===== Task data =====

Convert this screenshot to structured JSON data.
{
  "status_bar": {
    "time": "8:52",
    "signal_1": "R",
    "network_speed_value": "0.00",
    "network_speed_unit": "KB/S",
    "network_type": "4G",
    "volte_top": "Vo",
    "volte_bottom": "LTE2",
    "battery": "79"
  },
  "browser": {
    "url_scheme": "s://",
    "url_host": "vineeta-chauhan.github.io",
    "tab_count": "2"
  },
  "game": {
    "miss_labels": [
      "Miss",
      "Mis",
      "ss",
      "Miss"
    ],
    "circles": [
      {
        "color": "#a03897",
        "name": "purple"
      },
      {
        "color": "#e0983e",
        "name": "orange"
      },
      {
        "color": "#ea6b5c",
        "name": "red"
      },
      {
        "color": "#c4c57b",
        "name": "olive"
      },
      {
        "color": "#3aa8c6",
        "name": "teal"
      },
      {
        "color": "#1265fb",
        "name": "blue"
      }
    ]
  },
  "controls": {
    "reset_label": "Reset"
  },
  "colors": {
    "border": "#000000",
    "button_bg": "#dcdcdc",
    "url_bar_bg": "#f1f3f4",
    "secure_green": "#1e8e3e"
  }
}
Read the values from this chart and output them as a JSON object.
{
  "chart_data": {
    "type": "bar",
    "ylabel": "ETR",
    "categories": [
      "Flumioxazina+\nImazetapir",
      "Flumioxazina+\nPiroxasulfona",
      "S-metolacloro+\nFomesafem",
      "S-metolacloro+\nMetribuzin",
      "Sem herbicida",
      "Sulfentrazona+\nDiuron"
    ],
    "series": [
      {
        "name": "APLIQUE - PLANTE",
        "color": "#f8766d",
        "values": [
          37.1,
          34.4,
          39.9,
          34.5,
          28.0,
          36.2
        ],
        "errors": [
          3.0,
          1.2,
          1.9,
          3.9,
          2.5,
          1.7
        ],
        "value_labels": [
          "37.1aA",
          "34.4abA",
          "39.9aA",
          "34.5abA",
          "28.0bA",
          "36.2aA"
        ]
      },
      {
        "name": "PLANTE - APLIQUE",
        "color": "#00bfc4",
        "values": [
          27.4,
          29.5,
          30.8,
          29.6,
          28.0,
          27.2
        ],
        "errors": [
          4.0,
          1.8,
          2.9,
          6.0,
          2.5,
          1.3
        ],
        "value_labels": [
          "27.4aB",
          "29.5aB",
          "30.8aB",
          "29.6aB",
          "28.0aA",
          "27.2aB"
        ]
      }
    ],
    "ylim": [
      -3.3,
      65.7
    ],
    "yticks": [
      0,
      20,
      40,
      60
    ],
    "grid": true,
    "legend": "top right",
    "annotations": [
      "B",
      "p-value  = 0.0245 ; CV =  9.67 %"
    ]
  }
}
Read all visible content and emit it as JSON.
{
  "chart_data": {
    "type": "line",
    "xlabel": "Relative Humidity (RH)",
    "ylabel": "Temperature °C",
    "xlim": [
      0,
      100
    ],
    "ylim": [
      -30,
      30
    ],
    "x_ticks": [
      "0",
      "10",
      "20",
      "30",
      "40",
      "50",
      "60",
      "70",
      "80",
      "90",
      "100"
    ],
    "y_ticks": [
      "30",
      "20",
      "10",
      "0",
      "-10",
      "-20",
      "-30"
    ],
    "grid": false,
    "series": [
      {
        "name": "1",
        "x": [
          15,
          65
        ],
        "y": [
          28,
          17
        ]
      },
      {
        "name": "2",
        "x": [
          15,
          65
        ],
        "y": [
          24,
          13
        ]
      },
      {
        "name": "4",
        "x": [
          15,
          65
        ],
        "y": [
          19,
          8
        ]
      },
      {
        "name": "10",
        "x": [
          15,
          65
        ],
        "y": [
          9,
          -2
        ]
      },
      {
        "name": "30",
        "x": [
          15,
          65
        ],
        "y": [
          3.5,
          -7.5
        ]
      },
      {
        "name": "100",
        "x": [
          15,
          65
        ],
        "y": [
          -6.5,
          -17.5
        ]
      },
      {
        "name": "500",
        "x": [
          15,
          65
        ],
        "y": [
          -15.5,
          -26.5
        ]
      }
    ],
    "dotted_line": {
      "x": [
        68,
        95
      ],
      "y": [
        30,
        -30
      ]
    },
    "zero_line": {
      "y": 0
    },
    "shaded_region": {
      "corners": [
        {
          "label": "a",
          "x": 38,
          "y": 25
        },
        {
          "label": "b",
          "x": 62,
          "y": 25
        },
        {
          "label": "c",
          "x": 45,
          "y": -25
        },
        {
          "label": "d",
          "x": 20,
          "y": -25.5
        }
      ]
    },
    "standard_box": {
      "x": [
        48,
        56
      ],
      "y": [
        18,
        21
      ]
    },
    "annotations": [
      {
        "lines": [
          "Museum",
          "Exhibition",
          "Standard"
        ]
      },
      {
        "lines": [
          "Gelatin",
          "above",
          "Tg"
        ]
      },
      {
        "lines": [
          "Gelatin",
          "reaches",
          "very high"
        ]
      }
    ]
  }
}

=====

> **Exercise objective**: Print the records once more, exactly as they were given.

> **Task response**:
Convert this screenshot to structured JSON data.
{
  "status_bar": {
    "time": "8:52",
    "signal_1": "R",
    "network_speed_value": "0.00",
    "network_speed_unit": "KB/S",
    "network_type": "4G",
    "volte_top": "Vo",
    "volte_bottom": "LTE2",
    "battery": "79"
  },
  "browser": {
    "url_scheme": "s://",
    "url_host": "vineeta-chauhan.github.io",
    "tab_count": "2"
  },
  "game": {
    "miss_labels": [
      "Miss",
      "Mis",
      "ss",
      "Miss"
    ],
    "circles": [
      {
        "color": "#a03897",
        "name": "purple"
      },
      {
        "color": "#e0983e",
        "name": "orange"
      },
      {
        "color": "#ea6b5c",
        "name": "red"
      },
      {
        "color": "#c4c57b",
        "name": "olive"
      },
      {
        "color": "#3aa8c6",
        "name": "teal"
      },
      {
        "color": "#1265fb",
        "name": "blue"
      }
    ]
  },
  "controls": {
    "reset_label": "Reset"
  },
  "colors": {
    "border": "#000000",
    "button_bg": "#dcdcdc",
    "url_bar_bg": "#f1f3f4",
    "secure_green": "#1e8e3e"
  }
}
Read the values from this chart and output them as a JSON object.
{
  "chart_data": {
    "type": "bar",
    "ylabel": "ETR",
    "categories": [
      "Flumioxazina+\nImazetapir",
      "Flumioxazina+\nPiroxasulfona",
      "S-metolacloro+\nFomesafem",
      "S-metolacloro+\nMetribuzin",
      "Sem herbicida",
      "Sulfentrazona+\nDiuron"
    ],
    "series": [
      {
        "name": "APLIQUE - PLANTE",
        "color": "#f8766d",
        "values": [
          37.1,
          34.4,
          39.9,
          34.5,
          28.0,
          36.2
        ],
        "errors": [
          3.0,
          1.2,
          1.9,
          3.9,
          2.5,
          1.7
        ],
        "value_labels": [
          "37.1aA",
          "34.4abA",
          "39.9aA",
          "34.5abA",
          "28.0bA",
          "36.2aA"
        ]
      },
      {
        "name": "PLANTE - APLIQUE",
        "color": "#00bfc4",
        "values": [
          27.4,
          29.5,
          30.8,
          29.6,
          28.0,
          27.2
        ],
        "errors": [
          4.0,
          1.8,
          2.9,
          6.0,
          2.5,
          1.3
        ],
        "value_labels": [
          "27.4aB",
          "29.5aB",
          "30.8aB",
          "29.6aB",
          "28.0aA",
          "27.2aB"
        ]
      }
    ],
    "ylim": [
      -3.3,
      65.7
    ],
    "yticks": [
      0,
      20,
      40,
      60
    ],
    "grid": true,
    "legend": "top right",
    "annotations": [
      "B",
      "p-value  = 0.0245 ; CV =  9.67 %"
    ]
  }
}
Read all visible content and emit it as JSON.
{
  "chart_data": {
    "type": "line",
    "xlabel": "Relative Humidity (RH)",
    "ylabel": "Temperature °C",
    "xlim": [
      0,
      100
    ],
    "ylim": [
      -30,
      30
    ],
    "x_ticks": [
      "0",
      "10",
      "20",
      "30",
      "40",
      "50",
      "60",
      "70",
      "80",
      "90",
      "100"
    ],
    "y_ticks": [
      "30",
      "20",
      "10",
      "0",
      "-10",
      "-20",
      "-30"
    ],
    "grid": false,
    "series": [
      {
        "name": "1",
        "x": [
          15,
          65
        ],
        "y": [
          28,
          17
        ]
      },
      {
        "name": "2",
        "x": [
          15,
          65
        ],
        "y": [
          24,
          13
        ]
      },
      {
        "name": "4",
        "x": [
          15,
          65
        ],
        "y": [
          19,
          8
        ]
      },
      {
        "name": "10",
        "x": [
          15,
          65
        ],
        "y": [
          9,
          -2
        ]
      },
      {
        "name": "30",
        "x": [
          15,
          65
        ],
        "y": [
          3.5,
          -7.5
        ]
      },
      {
        "name": "100",
        "x": [
          15,
          65
        ],
        "y": [
          -6.5,
          -17.5
        ]
      },
      {
        "name": "500",
        "x": [
          15,
          65
        ],
        "y": [
          -15.5,
          -26.5
        ]
      }
    ],
    "dotted_line": {
      "x": [
        68,
        95
      ],
      "y": [
        30,
        -30
      ]
    },
    "zero_line": {
      "y": 0
    },
    "shaded_region": {
      "corners": [
        {
          "label": "a",
          "x": 38,
          "y": 25
        },
        {
          "label": "b",
          "x": 62,
          "y": 25
        },
        {
          "label": "c",
          "x": 45,
          "y": -25
        },
        {
          "label": "d",
          "x": 20,
          "y": -25.5
        }
      ]
    },
    "standard_box": {
      "x": [
        48,
        56
      ],
      "y": [
        18,
        21
      ]
    },
    "annotations": [
      {
        "lines": [
          "Museum",
          "Exhibition",
          "Standard"
        ]
      },
      {
        "lines": [
          "Gelatin",
          "above",
          "Tg"
        ]
      },
      {
        "lines": [
          "Gelatin",
          "reaches",
          "very high"
        ]
      }
    ]
  }
}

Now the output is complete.